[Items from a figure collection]

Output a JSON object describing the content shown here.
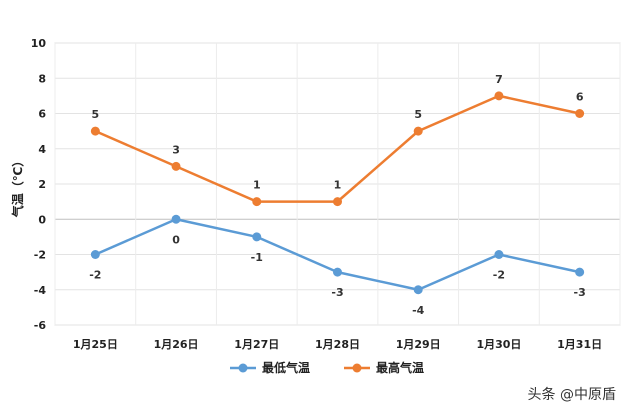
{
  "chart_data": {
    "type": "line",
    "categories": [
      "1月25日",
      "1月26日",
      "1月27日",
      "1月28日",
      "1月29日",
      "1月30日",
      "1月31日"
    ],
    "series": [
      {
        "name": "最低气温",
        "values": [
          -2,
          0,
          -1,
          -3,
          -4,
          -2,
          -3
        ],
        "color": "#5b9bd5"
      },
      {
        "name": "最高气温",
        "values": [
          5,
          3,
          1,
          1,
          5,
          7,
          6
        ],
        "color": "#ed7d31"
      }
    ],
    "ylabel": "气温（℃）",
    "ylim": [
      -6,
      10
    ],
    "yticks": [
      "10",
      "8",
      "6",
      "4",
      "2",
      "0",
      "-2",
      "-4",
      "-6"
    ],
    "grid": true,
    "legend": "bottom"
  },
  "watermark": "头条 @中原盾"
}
* * *
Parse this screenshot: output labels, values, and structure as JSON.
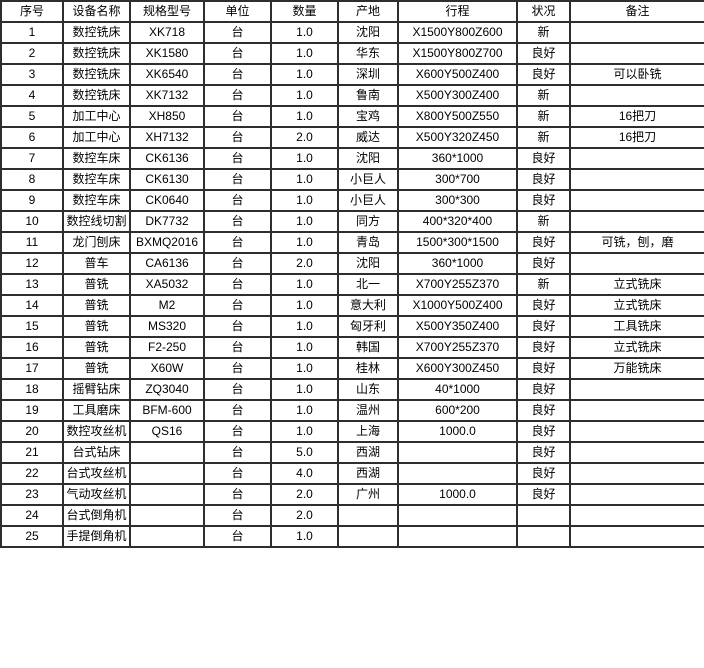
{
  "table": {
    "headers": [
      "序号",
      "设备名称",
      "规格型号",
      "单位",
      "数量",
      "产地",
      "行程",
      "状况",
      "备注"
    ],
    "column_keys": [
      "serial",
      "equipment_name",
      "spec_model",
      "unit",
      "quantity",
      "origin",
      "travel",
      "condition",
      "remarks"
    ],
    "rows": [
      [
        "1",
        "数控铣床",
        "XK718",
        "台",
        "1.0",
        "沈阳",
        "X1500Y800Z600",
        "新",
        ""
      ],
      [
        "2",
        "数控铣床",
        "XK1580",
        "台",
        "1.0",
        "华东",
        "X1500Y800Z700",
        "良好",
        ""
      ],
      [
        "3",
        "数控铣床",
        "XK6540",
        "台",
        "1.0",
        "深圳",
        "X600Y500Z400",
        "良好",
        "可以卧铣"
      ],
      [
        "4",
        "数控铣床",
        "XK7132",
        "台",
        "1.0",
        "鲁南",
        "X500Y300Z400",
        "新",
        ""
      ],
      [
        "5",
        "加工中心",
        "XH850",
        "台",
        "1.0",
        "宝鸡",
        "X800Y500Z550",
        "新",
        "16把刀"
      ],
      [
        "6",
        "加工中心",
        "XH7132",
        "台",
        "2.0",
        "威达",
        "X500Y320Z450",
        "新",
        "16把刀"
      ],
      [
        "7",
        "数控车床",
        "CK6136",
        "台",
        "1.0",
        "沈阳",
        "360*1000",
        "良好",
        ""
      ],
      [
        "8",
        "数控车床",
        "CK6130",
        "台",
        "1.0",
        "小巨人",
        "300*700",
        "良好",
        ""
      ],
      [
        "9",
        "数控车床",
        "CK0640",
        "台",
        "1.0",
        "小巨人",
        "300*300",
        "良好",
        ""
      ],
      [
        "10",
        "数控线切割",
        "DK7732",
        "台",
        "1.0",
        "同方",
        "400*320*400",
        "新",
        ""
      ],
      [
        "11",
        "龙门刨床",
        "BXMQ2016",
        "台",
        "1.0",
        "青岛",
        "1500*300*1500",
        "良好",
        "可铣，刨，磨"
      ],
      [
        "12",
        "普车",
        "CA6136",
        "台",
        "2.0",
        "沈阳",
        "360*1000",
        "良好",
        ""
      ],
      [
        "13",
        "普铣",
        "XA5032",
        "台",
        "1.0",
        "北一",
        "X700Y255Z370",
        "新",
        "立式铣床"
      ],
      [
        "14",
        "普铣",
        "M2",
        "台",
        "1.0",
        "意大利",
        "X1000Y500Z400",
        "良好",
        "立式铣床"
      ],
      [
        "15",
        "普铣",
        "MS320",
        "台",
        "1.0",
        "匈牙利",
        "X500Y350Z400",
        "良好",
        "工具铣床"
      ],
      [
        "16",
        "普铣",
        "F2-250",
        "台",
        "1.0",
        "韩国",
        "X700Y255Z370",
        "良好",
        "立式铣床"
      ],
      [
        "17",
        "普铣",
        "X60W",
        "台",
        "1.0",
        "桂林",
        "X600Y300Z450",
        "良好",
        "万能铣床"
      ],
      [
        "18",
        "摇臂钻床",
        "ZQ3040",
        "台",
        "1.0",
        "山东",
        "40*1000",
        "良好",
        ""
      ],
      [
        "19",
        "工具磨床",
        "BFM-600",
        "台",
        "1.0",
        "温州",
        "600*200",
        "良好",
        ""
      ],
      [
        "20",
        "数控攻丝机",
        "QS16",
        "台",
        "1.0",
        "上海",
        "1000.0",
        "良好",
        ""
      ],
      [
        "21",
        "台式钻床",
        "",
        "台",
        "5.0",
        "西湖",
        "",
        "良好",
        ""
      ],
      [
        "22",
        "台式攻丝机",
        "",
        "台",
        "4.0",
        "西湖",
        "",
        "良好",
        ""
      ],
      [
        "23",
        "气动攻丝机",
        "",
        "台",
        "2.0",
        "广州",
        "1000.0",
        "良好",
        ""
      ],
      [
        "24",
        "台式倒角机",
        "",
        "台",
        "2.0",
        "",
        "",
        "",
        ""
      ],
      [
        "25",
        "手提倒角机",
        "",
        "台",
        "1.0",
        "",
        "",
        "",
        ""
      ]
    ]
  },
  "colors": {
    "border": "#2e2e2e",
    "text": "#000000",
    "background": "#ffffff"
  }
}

• **Exercise requirements**:
Check each line of the listing above for the string "JSON", then report only how many lines have it.

• **Written response**:
2